--- start MATERIAL SUPPLIED ---
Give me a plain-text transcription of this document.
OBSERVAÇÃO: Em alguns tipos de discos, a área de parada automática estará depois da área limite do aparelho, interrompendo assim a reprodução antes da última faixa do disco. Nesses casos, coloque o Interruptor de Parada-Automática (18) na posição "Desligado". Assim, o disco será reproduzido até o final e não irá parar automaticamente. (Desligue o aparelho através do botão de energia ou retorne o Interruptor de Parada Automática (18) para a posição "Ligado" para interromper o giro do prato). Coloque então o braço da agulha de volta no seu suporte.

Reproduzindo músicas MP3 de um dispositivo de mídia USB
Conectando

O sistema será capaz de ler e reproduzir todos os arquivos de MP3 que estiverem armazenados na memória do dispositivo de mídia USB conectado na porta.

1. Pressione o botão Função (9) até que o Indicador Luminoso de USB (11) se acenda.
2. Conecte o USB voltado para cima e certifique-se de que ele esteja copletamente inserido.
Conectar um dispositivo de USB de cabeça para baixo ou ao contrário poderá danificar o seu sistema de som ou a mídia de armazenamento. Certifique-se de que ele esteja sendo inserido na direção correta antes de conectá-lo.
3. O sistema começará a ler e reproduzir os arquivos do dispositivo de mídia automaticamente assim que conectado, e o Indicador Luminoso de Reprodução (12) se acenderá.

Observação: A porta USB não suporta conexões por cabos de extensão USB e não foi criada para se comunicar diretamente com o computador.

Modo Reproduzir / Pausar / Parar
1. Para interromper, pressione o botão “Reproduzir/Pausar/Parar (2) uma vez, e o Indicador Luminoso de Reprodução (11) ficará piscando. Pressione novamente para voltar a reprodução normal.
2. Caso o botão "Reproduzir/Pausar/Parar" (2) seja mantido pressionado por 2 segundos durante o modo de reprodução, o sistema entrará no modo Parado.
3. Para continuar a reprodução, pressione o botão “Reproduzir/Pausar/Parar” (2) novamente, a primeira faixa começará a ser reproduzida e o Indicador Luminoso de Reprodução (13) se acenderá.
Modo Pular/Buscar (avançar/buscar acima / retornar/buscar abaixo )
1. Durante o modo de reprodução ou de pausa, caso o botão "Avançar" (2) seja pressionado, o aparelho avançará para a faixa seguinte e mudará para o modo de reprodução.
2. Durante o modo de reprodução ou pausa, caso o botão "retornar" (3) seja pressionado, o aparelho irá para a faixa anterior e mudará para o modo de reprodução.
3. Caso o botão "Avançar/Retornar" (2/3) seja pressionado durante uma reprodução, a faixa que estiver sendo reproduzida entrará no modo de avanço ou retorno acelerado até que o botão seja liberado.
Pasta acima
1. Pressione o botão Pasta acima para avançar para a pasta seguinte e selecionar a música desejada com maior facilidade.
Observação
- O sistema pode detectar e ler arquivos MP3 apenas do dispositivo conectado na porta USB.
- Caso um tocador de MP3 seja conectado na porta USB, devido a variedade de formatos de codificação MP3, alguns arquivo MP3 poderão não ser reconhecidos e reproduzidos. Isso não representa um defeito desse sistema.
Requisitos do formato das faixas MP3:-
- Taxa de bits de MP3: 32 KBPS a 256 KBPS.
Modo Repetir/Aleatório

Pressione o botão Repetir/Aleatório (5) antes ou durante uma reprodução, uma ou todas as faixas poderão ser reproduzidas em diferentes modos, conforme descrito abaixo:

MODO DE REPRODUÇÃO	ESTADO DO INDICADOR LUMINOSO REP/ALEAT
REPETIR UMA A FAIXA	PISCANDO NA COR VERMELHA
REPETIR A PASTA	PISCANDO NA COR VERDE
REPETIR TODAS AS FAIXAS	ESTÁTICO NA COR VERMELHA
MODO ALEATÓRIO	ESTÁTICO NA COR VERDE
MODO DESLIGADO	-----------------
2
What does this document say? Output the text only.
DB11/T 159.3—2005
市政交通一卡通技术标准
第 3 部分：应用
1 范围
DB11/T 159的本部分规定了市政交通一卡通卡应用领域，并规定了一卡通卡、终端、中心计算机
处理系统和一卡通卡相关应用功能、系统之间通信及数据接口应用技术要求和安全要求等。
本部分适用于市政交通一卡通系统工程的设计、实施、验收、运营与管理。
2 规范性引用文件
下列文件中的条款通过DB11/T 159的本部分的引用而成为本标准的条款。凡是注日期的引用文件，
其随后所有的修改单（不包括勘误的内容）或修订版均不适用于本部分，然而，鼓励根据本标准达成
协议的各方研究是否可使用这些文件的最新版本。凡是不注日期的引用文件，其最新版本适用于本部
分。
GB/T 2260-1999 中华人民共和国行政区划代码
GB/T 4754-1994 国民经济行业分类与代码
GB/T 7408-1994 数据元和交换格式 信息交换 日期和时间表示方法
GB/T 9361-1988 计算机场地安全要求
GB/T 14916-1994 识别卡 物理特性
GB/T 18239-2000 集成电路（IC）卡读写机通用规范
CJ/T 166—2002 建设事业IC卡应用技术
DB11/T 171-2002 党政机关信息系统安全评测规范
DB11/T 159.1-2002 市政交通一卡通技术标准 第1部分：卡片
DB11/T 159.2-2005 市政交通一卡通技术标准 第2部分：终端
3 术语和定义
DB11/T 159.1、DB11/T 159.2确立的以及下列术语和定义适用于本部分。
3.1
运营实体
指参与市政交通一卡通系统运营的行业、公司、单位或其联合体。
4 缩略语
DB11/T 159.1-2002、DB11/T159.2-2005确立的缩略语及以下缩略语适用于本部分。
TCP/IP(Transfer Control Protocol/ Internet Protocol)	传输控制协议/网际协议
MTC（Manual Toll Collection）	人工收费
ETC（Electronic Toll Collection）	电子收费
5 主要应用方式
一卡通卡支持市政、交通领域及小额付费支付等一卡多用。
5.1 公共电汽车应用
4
--- end MATERIAL SUPPLIED ---
# [DIRECTIVE]
Scan the material above. Return every line containing the string "esteja".

# [COMPLETE ANSWER]
2. Conecte o USB voltado para cima e certifique-se de que ele esteja copletamente inserido.
Conectar um dispositivo de USB de cabeça para baixo ou ao contrário poderá danificar o seu sistema de som ou a mídia de armazenamento. Certifique-se de que ele esteja sendo inserido na direção correta antes de conectá-lo.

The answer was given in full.